▶ **Stated problem**
Return every record verbatim.

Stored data
>>>>>

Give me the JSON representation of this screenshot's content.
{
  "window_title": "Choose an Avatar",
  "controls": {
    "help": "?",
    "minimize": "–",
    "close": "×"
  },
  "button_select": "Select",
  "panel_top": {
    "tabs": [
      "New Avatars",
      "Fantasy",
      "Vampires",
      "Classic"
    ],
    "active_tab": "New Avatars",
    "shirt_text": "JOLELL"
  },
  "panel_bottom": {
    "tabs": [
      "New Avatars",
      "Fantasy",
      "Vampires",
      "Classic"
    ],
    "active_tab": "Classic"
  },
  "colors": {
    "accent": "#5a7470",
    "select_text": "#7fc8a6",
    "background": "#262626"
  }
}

<<<<<

▶ **Result for this exercise**
Give me the JSON representation of this screenshot's content.
{
  "window_title": "Choose an Avatar",
  "controls": {
    "help": "?",
    "minimize": "–",
    "close": "×"
  },
  "button_select": "Select",
  "panel_top": {
    "tabs": [
      "New Avatars",
      "Fantasy",
      "Vampires",
      "Classic"
    ],
    "active_tab": "New Avatars",
    "shirt_text": "JOLELL"
  },
  "panel_bottom": {
    "tabs": [
      "New Avatars",
      "Fantasy",
      "Vampires",
      "Classic"
    ],
    "active_tab": "Classic"
  },
  "colors": {
    "accent": "#5a7470",
    "select_text": "#7fc8a6",
    "background": "#262626"
  }
}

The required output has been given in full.